| Source passage |
[BEGIN]
Most specifically, Carmela's breakdown -- and breakout -- of last season recalled issues that have been in play since a Season 3 episode, "Second Opinion," in which Carmela sees a psychiatrist who urges her to stop taking her husband's "blood money," to take her children and end her marriage. "You can never say that you haven't been told," the doctor says ominously. Back in 2001, Carmela wrapped herself in a duvet and sulked, but chose to stay with Tony. "The shrink had told her that she was not just an enabler, but an accomplice, and this was her chance to get out," says Lawrence Konner, who wrote the episode. "She's wrapped up on the couch in the end because she knows she didn't do what she should have. She recommitted to the contract she had with Tony: I will be your accomplice, but I get stuff for it." In this case, the stuff was a little more of her husband's blood money donated to Meadow's Ivy League college, Columbia.
"Lots of men didn't like that episode because it was a chick flick," says Konner, who, as a former staff writer for "Family" and the co-screenwriter of last year's "Mona Lisa Smile," has written plenty about chicks. "I heard it from men," he says. "'It was too soft, no hookers, nobody got killed. Who gives a shit about the dean of a college?'"
[END]
| Request 1 |
Return, word for word, the lines of the entries running from the line with "Patent image size: (1320, 1020)." through the line with "The partition plate 9 is at (940, 470).".
The passage on Carmela has no connection to the entries that follow it.

| Data listing |
[BEGIN]
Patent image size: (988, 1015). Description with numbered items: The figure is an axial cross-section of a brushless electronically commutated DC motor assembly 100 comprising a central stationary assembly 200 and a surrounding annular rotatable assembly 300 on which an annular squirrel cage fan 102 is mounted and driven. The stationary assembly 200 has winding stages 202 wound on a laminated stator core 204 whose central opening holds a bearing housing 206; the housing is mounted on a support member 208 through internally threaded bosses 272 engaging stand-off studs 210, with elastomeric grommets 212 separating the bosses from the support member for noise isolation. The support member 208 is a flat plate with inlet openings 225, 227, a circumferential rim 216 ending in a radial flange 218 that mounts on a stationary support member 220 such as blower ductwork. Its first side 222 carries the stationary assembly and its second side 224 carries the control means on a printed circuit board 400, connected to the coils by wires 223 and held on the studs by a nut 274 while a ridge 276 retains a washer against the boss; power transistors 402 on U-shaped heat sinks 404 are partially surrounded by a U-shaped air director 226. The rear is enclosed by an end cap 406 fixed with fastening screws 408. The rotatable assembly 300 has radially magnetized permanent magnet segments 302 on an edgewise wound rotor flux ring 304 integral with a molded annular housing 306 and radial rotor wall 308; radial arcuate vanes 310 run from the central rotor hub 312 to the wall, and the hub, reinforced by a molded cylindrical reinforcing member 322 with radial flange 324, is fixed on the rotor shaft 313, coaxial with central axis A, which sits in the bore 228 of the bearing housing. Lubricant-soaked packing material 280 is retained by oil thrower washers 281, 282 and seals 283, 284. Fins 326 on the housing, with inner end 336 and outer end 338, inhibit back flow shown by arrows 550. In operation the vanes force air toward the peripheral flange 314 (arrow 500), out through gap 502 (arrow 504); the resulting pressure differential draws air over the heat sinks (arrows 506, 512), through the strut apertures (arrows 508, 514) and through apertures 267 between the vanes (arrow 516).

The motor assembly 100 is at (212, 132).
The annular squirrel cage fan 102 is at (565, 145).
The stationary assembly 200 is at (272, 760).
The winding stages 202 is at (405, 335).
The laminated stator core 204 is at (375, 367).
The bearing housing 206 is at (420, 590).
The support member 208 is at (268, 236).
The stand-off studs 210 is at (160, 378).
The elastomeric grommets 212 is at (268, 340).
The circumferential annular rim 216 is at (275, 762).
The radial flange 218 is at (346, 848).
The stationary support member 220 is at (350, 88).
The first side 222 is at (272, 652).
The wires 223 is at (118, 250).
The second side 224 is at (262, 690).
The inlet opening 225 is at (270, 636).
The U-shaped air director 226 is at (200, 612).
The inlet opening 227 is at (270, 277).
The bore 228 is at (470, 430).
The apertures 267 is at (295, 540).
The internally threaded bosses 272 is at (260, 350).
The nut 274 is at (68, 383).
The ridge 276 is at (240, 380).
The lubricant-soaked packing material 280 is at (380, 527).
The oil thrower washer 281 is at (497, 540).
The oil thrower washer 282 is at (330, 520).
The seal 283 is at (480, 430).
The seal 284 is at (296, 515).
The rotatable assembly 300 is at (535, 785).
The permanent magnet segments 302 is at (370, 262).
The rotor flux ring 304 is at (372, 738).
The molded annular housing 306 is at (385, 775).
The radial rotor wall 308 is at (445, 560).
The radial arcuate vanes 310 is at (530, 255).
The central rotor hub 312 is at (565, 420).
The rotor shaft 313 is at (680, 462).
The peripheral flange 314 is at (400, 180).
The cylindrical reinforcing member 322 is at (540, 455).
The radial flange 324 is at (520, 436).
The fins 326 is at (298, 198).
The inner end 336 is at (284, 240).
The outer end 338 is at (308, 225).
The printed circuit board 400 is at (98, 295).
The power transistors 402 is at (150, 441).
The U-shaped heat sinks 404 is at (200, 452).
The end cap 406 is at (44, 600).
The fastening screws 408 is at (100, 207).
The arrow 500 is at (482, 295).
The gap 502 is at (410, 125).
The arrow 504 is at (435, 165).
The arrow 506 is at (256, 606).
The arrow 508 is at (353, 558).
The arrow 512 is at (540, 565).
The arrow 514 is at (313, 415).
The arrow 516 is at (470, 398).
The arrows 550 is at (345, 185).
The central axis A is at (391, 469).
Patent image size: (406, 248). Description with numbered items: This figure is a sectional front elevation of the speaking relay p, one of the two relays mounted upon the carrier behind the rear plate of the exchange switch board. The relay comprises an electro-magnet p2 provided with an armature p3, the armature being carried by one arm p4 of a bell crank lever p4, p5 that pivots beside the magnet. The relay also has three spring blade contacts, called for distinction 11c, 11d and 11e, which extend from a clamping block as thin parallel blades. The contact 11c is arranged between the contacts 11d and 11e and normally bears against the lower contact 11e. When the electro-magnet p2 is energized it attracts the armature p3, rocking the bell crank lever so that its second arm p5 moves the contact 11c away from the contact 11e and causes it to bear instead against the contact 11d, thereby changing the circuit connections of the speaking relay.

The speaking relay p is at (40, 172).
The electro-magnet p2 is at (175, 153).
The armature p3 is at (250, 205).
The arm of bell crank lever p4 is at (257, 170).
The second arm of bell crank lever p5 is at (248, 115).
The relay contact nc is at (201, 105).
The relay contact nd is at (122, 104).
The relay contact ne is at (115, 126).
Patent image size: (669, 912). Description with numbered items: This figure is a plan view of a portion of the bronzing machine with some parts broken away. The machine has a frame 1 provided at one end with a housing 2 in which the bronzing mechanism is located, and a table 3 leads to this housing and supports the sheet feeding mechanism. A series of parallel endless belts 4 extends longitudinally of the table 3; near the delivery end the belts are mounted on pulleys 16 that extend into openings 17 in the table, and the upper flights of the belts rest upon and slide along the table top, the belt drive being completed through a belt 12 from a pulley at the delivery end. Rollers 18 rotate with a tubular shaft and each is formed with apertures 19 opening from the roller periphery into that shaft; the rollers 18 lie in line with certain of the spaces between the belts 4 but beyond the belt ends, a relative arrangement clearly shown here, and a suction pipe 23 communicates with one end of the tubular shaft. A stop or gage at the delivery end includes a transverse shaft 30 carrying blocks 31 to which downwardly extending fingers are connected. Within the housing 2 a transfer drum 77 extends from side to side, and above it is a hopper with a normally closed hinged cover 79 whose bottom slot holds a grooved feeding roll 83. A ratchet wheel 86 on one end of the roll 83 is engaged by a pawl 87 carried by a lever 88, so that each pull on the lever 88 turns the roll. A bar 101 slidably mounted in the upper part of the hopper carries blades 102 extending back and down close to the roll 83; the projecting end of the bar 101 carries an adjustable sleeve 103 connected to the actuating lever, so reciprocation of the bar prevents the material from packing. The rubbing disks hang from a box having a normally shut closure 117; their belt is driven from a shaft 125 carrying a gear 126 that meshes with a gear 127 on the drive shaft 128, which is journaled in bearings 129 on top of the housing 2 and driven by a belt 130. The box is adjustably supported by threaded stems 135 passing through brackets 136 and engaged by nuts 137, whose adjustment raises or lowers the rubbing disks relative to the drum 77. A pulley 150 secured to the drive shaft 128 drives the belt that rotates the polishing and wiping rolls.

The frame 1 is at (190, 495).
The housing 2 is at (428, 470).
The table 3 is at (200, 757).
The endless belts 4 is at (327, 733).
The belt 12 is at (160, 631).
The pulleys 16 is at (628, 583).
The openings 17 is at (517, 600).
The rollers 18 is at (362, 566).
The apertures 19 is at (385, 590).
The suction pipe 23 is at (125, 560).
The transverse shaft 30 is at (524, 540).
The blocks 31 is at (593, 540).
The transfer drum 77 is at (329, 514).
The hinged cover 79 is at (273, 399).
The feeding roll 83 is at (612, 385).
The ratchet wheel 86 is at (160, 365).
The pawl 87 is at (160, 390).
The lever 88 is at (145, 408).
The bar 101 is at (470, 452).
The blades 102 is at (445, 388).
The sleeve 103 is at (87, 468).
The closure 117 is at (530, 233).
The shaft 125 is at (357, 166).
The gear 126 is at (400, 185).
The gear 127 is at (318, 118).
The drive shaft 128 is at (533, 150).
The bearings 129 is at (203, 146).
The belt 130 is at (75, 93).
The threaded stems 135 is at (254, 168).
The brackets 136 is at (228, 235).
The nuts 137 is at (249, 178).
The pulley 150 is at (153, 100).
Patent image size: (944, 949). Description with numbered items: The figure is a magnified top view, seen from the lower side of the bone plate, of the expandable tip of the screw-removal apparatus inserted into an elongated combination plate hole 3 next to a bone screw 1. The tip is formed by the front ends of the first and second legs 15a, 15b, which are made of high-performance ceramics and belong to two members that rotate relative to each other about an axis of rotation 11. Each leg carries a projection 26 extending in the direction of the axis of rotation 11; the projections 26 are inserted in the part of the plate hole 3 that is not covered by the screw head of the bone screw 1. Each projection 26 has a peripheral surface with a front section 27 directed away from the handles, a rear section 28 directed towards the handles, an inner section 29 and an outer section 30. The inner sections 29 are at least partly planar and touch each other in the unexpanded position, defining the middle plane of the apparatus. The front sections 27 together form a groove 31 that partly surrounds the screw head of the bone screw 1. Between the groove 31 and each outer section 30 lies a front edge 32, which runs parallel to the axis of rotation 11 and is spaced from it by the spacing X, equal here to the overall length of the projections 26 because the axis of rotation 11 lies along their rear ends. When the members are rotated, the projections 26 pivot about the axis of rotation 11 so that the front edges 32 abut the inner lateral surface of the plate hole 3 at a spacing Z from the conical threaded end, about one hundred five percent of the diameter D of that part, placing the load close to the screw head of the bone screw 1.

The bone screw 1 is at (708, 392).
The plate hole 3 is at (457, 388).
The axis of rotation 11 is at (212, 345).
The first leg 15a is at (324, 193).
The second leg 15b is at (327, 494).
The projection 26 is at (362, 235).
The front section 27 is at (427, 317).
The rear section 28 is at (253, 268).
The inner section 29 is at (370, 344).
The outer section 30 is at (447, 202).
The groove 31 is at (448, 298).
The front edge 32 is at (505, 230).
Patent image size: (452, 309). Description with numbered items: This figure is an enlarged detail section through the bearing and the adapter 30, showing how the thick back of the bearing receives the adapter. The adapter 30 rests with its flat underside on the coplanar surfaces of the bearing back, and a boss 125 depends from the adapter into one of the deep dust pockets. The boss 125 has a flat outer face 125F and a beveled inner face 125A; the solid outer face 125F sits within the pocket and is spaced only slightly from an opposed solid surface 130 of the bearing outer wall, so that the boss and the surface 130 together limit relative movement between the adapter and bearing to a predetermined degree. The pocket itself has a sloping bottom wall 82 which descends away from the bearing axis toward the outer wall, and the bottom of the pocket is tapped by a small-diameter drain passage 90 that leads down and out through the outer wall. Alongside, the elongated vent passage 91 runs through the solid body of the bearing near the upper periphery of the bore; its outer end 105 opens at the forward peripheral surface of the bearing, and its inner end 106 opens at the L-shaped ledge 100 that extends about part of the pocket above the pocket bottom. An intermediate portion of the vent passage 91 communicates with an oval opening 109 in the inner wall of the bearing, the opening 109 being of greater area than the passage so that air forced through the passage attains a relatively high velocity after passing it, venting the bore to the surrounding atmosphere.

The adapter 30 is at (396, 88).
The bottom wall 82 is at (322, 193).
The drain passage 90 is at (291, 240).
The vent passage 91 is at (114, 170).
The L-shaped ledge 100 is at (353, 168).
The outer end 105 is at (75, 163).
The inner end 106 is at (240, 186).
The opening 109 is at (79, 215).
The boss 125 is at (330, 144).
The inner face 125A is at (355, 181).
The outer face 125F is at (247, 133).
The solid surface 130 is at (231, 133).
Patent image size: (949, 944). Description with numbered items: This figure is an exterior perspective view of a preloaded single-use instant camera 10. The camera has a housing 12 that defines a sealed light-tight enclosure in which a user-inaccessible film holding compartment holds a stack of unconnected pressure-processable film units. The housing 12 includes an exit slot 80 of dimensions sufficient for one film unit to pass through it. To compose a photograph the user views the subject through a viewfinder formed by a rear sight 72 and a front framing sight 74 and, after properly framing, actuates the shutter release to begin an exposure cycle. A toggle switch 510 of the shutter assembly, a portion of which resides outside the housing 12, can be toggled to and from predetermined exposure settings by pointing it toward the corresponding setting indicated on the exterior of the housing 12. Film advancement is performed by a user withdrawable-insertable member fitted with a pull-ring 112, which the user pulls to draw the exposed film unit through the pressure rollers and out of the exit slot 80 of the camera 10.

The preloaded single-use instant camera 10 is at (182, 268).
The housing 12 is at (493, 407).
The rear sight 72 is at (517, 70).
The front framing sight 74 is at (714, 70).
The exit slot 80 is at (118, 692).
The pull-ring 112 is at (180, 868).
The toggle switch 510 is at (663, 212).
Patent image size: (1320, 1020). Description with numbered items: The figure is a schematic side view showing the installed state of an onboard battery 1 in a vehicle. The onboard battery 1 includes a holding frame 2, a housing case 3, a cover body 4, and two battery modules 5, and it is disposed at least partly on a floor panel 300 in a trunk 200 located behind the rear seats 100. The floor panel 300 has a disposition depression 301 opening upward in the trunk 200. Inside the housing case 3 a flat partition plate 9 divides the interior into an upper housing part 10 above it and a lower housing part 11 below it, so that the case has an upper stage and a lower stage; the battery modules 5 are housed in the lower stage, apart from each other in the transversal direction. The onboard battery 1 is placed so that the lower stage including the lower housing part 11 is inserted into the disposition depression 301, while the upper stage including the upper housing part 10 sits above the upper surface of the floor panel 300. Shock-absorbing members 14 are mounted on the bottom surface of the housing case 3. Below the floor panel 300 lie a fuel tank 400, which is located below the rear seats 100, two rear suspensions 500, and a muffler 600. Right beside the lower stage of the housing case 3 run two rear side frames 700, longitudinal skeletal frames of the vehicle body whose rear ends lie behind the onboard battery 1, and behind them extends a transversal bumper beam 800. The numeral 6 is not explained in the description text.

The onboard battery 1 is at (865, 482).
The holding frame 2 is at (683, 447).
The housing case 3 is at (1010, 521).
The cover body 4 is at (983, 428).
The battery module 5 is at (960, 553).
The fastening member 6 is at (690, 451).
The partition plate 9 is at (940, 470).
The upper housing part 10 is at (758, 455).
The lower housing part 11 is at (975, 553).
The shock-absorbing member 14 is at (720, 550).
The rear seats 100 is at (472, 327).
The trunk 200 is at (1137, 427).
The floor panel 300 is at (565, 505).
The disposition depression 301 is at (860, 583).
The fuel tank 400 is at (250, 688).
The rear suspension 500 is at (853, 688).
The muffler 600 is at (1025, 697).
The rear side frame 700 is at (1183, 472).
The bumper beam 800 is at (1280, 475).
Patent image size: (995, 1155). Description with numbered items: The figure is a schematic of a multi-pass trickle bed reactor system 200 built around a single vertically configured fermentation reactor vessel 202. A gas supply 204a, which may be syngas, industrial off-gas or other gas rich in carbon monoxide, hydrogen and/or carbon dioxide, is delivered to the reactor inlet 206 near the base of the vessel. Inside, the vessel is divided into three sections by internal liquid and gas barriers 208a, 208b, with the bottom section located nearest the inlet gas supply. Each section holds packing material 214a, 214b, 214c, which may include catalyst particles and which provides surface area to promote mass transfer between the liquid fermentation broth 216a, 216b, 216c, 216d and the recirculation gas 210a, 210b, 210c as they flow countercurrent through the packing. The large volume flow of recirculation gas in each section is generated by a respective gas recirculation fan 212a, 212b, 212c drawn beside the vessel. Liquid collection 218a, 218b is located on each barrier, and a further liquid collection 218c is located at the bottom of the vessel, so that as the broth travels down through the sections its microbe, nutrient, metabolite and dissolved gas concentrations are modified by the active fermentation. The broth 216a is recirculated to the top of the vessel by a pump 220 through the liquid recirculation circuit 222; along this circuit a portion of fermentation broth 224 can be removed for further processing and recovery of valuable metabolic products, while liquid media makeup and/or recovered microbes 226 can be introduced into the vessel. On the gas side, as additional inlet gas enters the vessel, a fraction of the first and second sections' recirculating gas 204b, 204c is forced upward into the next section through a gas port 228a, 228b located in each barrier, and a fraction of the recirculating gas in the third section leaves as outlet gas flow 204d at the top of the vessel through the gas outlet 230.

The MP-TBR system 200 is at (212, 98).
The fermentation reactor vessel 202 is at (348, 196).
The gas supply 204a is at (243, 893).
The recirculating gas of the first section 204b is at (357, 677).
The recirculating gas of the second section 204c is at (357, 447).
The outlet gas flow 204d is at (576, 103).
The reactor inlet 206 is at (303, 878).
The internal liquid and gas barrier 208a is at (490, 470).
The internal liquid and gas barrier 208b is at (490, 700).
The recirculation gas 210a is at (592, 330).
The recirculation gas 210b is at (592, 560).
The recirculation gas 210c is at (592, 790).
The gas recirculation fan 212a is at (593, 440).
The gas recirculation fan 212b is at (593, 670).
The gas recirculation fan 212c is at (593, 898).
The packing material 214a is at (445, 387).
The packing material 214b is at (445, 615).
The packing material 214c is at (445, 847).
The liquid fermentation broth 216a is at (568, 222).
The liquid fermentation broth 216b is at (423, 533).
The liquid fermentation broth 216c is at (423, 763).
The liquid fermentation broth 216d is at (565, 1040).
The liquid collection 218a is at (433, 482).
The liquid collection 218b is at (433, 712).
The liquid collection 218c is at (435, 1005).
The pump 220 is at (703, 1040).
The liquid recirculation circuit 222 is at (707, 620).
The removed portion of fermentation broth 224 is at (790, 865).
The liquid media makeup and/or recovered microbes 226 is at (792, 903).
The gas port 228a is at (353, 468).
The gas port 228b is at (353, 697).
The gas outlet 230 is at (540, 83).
[END]
| Request 2 |
According to the passage on Carmela, who wrote the episode "Second Opinion"?

| Output 1 |
Patent image size: (1320, 1020). Description with numbered items: The figure is a schematic side view showing the installed state of an onboard battery 1 in a vehicle. The onboard battery 1 includes a holding frame 2, a housing case 3, a cover body 4, and two battery modules 5, and it is disposed at least partly on a floor panel 300 in a trunk 200 located behind the rear seats 100. The floor panel 300 has a disposition depression 301 opening upward in the trunk 200. Inside the housing case 3 a flat partition plate 9 divides the interior into an upper housing part 10 above it and a lower housing part 11 below it, so that the case has an upper stage and a lower stage; the battery modules 5 are housed in the lower stage, apart from each other in the transversal direction. The onboard battery 1 is placed so that the lower stage including the lower housing part 11 is inserted into the disposition depression 301, while the upper stage including the upper housing part 10 sits above the upper surface of the floor panel 300. Shock-absorbing members 14 are mounted on the bottom surface of the housing case 3. Below the floor panel 300 lie a fuel tank 400, which is located below the rear seats 100, two rear suspensions 500, and a muffler 600. Right beside the lower stage of the housing case 3 run two rear side frames 700, longitudinal skeletal frames of the vehicle body whose rear ends lie behind the onboard battery 1, and behind them extends a transversal bumper beam 800. The numeral 6 is not explained in the description text.

The onboard battery 1 is at (865, 482).
The holding frame 2 is at (683, 447).
The housing case 3 is at (1010, 521).
The cover body 4 is at (983, 428).
The battery module 5 is at (960, 553).
The fastening member 6 is at (690, 451).
The partition plate 9 is at (940, 470).

| Output 2 |
Lawrence Konner